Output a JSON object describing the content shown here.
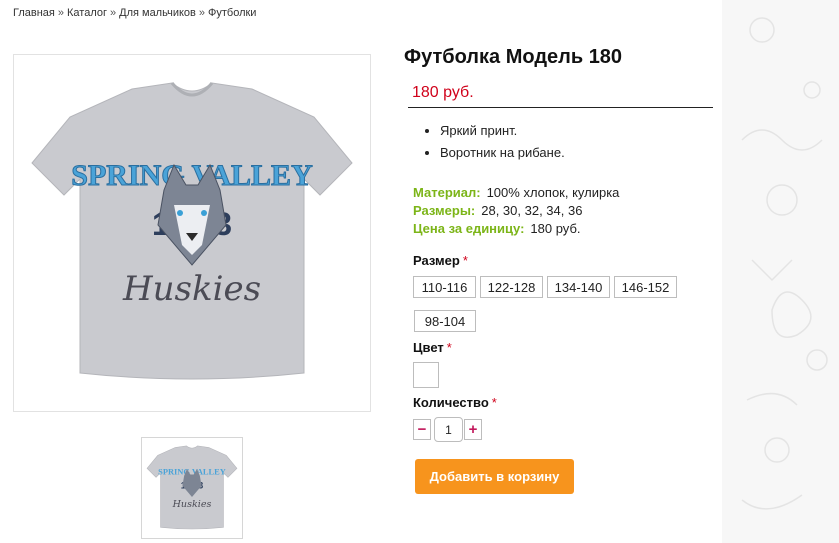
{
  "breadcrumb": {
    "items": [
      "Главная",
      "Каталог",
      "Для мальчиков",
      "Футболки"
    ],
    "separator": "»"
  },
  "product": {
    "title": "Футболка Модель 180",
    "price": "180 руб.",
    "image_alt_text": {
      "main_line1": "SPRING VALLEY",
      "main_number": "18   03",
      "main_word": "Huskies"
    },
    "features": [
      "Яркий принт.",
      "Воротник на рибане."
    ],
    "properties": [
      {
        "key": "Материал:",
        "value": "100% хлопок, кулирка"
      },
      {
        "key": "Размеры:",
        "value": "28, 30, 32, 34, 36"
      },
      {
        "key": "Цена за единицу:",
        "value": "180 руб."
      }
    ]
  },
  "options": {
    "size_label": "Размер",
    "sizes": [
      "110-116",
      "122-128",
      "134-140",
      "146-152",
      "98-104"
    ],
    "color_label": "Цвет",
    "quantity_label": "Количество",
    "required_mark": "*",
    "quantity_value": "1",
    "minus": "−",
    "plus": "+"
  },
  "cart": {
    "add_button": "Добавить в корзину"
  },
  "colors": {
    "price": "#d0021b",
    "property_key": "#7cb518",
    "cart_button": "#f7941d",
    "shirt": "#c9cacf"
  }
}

• • • • •

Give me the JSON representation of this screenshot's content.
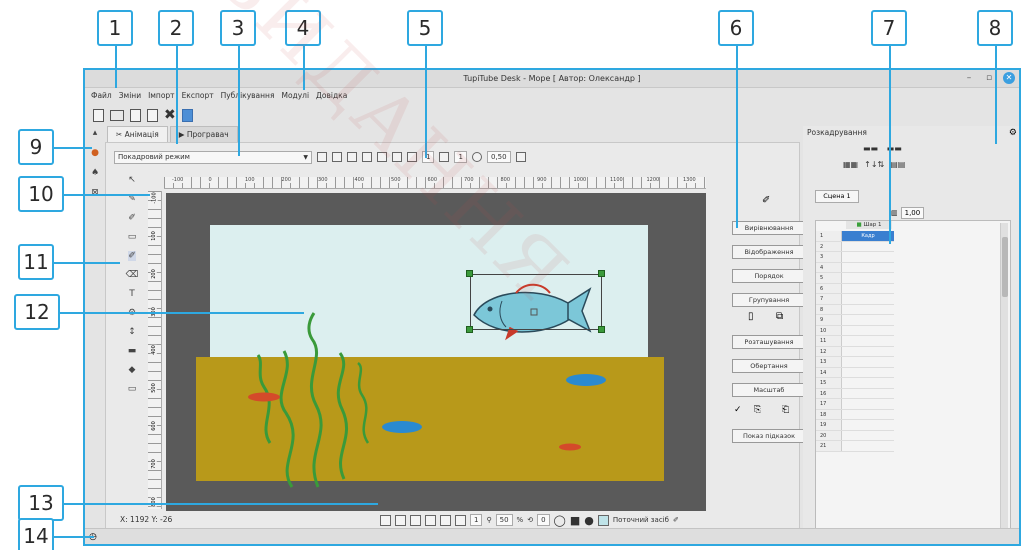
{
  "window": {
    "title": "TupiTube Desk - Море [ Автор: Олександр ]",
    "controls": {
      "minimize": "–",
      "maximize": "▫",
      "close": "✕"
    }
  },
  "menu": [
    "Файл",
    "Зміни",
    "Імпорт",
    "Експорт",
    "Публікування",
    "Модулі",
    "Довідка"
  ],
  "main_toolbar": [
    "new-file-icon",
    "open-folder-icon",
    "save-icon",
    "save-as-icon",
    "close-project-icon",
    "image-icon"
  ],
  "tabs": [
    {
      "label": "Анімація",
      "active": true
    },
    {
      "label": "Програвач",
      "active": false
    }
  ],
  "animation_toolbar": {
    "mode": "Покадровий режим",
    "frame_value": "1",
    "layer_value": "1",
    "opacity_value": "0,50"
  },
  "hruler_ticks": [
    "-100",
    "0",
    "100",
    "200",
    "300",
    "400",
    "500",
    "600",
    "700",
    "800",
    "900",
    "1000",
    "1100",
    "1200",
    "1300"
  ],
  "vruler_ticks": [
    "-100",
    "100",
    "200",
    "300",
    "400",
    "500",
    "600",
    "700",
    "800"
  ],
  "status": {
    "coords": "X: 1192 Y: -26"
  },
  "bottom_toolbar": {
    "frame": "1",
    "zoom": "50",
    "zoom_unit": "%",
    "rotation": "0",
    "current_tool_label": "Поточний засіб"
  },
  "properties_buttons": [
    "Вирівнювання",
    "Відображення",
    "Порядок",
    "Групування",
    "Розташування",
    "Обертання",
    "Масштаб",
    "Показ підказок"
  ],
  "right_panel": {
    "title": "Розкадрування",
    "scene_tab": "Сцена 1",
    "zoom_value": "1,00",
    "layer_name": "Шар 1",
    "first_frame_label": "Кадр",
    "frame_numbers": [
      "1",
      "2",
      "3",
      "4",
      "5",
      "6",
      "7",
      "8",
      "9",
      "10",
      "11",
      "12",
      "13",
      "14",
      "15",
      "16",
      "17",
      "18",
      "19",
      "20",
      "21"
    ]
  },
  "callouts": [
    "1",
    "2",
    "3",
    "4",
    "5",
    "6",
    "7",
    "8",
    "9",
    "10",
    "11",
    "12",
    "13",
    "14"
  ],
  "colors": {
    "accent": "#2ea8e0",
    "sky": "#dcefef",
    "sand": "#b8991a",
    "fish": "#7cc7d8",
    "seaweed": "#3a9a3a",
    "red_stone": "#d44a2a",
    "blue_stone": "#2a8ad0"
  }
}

• • • • •

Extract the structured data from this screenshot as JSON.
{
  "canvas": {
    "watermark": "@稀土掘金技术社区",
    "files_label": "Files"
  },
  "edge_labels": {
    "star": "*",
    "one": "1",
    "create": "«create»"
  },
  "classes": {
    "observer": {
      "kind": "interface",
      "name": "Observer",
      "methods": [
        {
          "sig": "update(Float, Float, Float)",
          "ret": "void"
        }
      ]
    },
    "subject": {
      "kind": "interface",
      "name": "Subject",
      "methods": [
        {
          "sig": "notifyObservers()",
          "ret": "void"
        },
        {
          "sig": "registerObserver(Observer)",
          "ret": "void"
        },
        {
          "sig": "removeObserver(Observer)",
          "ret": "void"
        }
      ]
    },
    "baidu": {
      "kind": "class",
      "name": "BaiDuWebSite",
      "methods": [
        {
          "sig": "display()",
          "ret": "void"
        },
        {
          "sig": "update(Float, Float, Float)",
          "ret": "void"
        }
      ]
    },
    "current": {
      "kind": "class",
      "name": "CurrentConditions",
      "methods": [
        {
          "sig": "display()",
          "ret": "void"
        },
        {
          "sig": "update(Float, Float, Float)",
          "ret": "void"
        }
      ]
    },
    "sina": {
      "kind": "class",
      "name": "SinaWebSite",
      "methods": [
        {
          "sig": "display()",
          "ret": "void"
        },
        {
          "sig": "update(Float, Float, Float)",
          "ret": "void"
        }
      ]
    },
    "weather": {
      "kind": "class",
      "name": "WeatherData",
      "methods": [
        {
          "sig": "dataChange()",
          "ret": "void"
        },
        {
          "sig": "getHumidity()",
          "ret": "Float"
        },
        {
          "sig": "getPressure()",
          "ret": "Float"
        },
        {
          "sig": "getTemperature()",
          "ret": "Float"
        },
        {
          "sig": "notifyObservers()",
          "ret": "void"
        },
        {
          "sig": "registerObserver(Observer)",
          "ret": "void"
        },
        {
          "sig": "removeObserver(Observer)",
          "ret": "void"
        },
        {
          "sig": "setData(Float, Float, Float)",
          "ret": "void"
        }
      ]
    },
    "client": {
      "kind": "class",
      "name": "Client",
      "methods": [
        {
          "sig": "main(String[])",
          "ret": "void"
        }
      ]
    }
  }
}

• • • • •

• [DIRECTIVE]: Using the records above, gather all lines where the string "screenshot" is present.

• [TASK RESULT]:
Give me the JSON representation of this screenshot's content.
Extract the structured data from this screenshot as JSON.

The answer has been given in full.